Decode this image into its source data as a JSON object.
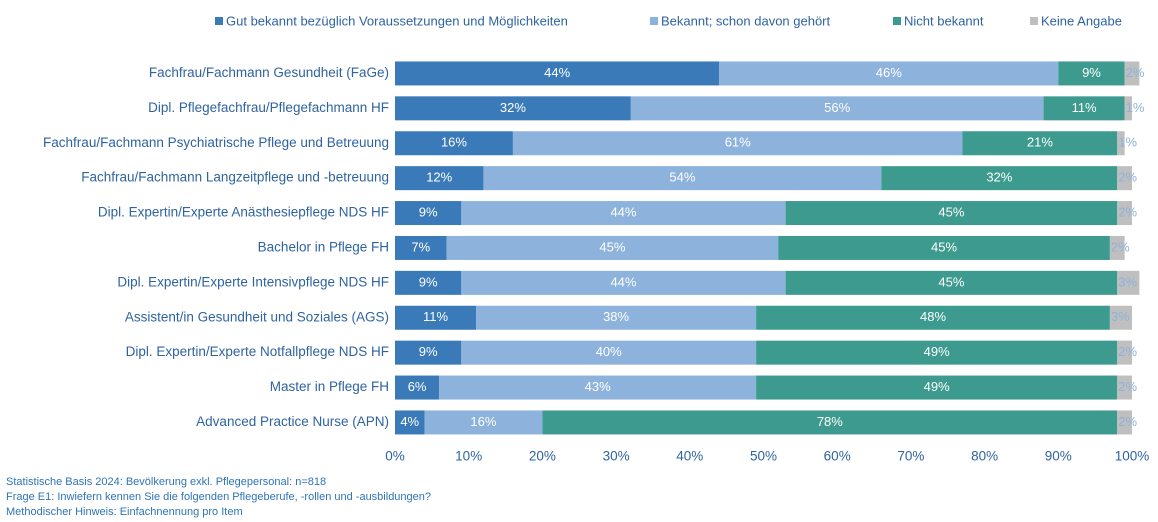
{
  "chart_data": {
    "type": "stacked-barh",
    "categories": [
      "Fachfrau/Fachmann Gesundheit (FaGe)",
      "Dipl. Pflegefachfrau/Pflegefachmann HF",
      "Fachfrau/Fachmann Psychiatrische Pflege und Betreuung",
      "Fachfrau/Fachmann Langzeitpflege und -betreuung",
      "Dipl. Expertin/Experte Anästhesiepflege NDS HF",
      "Bachelor in Pflege FH",
      "Dipl. Expertin/Experte Intensivpflege NDS HF",
      "Assistent/in Gesundheit und Soziales (AGS)",
      "Dipl. Expertin/Experte Notfallpflege NDS HF",
      "Master in Pflege FH",
      "Advanced Practice Nurse (APN)"
    ],
    "series": [
      {
        "name": "Gut bekannt bezüglich Voraussetzungen und Möglichkeiten",
        "color": "#3a7ab8",
        "values": [
          44,
          32,
          16,
          12,
          9,
          7,
          9,
          11,
          9,
          6,
          4
        ],
        "value_labels": [
          "44%",
          "32%",
          "16%",
          "12%",
          "9%",
          "7%",
          "9%",
          "11%",
          "9%",
          "6%",
          "4%"
        ]
      },
      {
        "name": "Bekannt; schon davon gehört",
        "color": "#8db3dc",
        "values": [
          46,
          56,
          61,
          54,
          44,
          45,
          44,
          38,
          40,
          43,
          16
        ],
        "value_labels": [
          "46%",
          "56%",
          "61%",
          "54%",
          "44%",
          "45%",
          "44%",
          "38%",
          "40%",
          "43%",
          "16%"
        ]
      },
      {
        "name": "Nicht bekannt",
        "color": "#3c9a8e",
        "values": [
          9,
          11,
          21,
          32,
          45,
          45,
          45,
          48,
          49,
          49,
          78
        ],
        "value_labels": [
          "9%",
          "11%",
          "21%",
          "32%",
          "45%",
          "45%",
          "45%",
          "48%",
          "49%",
          "49%",
          "78%"
        ]
      },
      {
        "name": "Keine Angabe",
        "color": "#bfbfbf",
        "values": [
          2,
          1,
          1,
          2,
          2,
          2,
          3,
          3,
          2,
          2,
          2
        ],
        "value_labels": [
          "2%",
          "1%",
          "1%",
          "2%",
          "2%",
          "2%",
          "3%",
          "3%",
          "2%",
          "2%",
          "2%"
        ]
      }
    ],
    "xlim": [
      0,
      100
    ],
    "xticks": [
      {
        "value": 0,
        "label": "0%"
      },
      {
        "value": 10,
        "label": "10%"
      },
      {
        "value": 20,
        "label": "20%"
      },
      {
        "value": 30,
        "label": "30%"
      },
      {
        "value": 40,
        "label": "40%"
      },
      {
        "value": 50,
        "label": "50%"
      },
      {
        "value": 60,
        "label": "60%"
      },
      {
        "value": 70,
        "label": "70%"
      },
      {
        "value": 80,
        "label": "80%"
      },
      {
        "value": 90,
        "label": "90%"
      },
      {
        "value": 100,
        "label": "100%"
      }
    ],
    "legend": "top",
    "notes": [
      "Statistische Basis 2024: Bevölkerung exkl. Pflegepersonal: n=818",
      "Frage E1: Inwiefern kennen Sie die folgenden Pflegeberufe, -rollen und -ausbildungen?",
      "Methodischer Hinweis: Einfachnennung pro Item"
    ]
  }
}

= = =

■ **GOAL**: Write out the whole listing again, exactly, with no pictures.

■ **FULL OUTPUT**:
Decode this image into its source data as a JSON object.
{
  "chart_data": {
    "type": "stacked-barh",
    "categories": [
      "Fachfrau/Fachmann Gesundheit (FaGe)",
      "Dipl. Pflegefachfrau/Pflegefachmann HF",
      "Fachfrau/Fachmann Psychiatrische Pflege und Betreuung",
      "Fachfrau/Fachmann Langzeitpflege und -betreuung",
      "Dipl. Expertin/Experte Anästhesiepflege NDS HF",
      "Bachelor in Pflege FH",
      "Dipl. Expertin/Experte Intensivpflege NDS HF",
      "Assistent/in Gesundheit und Soziales (AGS)",
      "Dipl. Expertin/Experte Notfallpflege NDS HF",
      "Master in Pflege FH",
      "Advanced Practice Nurse (APN)"
    ],
    "series": [
      {
        "name": "Gut bekannt bezüglich Voraussetzungen und Möglichkeiten",
        "color": "#3a7ab8",
        "values": [
          44,
          32,
          16,
          12,
          9,
          7,
          9,
          11,
          9,
          6,
          4
        ],
        "value_labels": [
          "44%",
          "32%",
          "16%",
          "12%",
          "9%",
          "7%",
          "9%",
          "11%",
          "9%",
          "6%",
          "4%"
        ]
      },
      {
        "name": "Bekannt; schon davon gehört",
        "color": "#8db3dc",
        "values": [
          46,
          56,
          61,
          54,
          44,
          45,
          44,
          38,
          40,
          43,
          16
        ],
        "value_labels": [
          "46%",
          "56%",
          "61%",
          "54%",
          "44%",
          "45%",
          "44%",
          "38%",
          "40%",
          "43%",
          "16%"
        ]
      },
      {
        "name": "Nicht bekannt",
        "color": "#3c9a8e",
        "values": [
          9,
          11,
          21,
          32,
          45,
          45,
          45,
          48,
          49,
          49,
          78
        ],
        "value_labels": [
          "9%",
          "11%",
          "21%",
          "32%",
          "45%",
          "45%",
          "45%",
          "48%",
          "49%",
          "49%",
          "78%"
        ]
      },
      {
        "name": "Keine Angabe",
        "color": "#bfbfbf",
        "values": [
          2,
          1,
          1,
          2,
          2,
          2,
          3,
          3,
          2,
          2,
          2
        ],
        "value_labels": [
          "2%",
          "1%",
          "1%",
          "2%",
          "2%",
          "2%",
          "3%",
          "3%",
          "2%",
          "2%",
          "2%"
        ]
      }
    ],
    "xlim": [
      0,
      100
    ],
    "xticks": [
      {
        "value": 0,
        "label": "0%"
      },
      {
        "value": 10,
        "label": "10%"
      },
      {
        "value": 20,
        "label": "20%"
      },
      {
        "value": 30,
        "label": "30%"
      },
      {
        "value": 40,
        "label": "40%"
      },
      {
        "value": 50,
        "label": "50%"
      },
      {
        "value": 60,
        "label": "60%"
      },
      {
        "value": 70,
        "label": "70%"
      },
      {
        "value": 80,
        "label": "80%"
      },
      {
        "value": 90,
        "label": "90%"
      },
      {
        "value": 100,
        "label": "100%"
      }
    ],
    "legend": "top",
    "notes": [
      "Statistische Basis 2024: Bevölkerung exkl. Pflegepersonal: n=818",
      "Frage E1: Inwiefern kennen Sie die folgenden Pflegeberufe, -rollen und -ausbildungen?",
      "Methodischer Hinweis: Einfachnennung pro Item"
    ]
  }
}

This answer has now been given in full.